**WRITTEN EXERCISE:** Please write out the material that follows, exactly as it stands.

**MATERIAL PROVIDED:**
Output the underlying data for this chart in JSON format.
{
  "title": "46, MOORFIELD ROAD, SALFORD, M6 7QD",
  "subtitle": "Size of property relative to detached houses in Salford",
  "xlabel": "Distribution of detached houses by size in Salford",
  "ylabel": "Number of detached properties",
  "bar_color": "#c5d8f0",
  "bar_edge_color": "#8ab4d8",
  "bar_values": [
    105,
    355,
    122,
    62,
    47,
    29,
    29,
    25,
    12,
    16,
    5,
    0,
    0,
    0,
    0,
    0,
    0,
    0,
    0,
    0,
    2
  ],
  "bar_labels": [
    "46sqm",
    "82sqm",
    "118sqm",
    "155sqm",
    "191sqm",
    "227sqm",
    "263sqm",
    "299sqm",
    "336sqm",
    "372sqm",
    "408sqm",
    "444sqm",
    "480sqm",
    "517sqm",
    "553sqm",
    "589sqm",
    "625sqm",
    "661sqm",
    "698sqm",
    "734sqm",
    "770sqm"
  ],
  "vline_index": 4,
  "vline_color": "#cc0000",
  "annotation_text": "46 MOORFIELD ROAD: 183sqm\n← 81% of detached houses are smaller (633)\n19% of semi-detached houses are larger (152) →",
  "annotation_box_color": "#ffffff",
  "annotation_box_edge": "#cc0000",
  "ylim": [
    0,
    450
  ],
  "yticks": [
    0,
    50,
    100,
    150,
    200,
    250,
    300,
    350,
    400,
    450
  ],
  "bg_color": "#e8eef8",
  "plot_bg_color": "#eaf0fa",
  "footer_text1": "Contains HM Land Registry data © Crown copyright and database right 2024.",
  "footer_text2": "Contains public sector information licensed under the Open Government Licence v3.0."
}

**PROBLEM SOLUTION:**
Output the underlying data for this chart in JSON format.
{
  "title": "46, MOORFIELD ROAD, SALFORD, M6 7QD",
  "subtitle": "Size of property relative to detached houses in Salford",
  "xlabel": "Distribution of detached houses by size in Salford",
  "ylabel": "Number of detached properties",
  "bar_color": "#c5d8f0",
  "bar_edge_color": "#8ab4d8",
  "bar_values": [
    105,
    355,
    122,
    62,
    47,
    29,
    29,
    25,
    12,
    16,
    5,
    0,
    0,
    0,
    0,
    0,
    0,
    0,
    0,
    0,
    2
  ],
  "bar_labels": [
    "46sqm",
    "82sqm",
    "118sqm",
    "155sqm",
    "191sqm",
    "227sqm",
    "263sqm",
    "299sqm",
    "336sqm",
    "372sqm",
    "408sqm",
    "444sqm",
    "480sqm",
    "517sqm",
    "553sqm",
    "589sqm",
    "625sqm",
    "661sqm",
    "698sqm",
    "734sqm",
    "770sqm"
  ],
  "vline_index": 4,
  "vline_color": "#cc0000",
  "annotation_text": "46 MOORFIELD ROAD: 183sqm\n← 81% of detached houses are smaller (633)\n19% of semi-detached houses are larger (152) →",
  "annotation_box_color": "#ffffff",
  "annotation_box_edge": "#cc0000",
  "ylim": [
    0,
    450
  ],
  "yticks": [
    0,
    50,
    100,
    150,
    200,
    250,
    300,
    350,
    400,
    450
  ],
  "bg_color": "#e8eef8",
  "plot_bg_color": "#eaf0fa",
  "footer_text1": "Contains HM Land Registry data © Crown copyright and database right 2024.",
  "footer_text2": "Contains public sector information licensed under the Open Government Licence v3.0."
}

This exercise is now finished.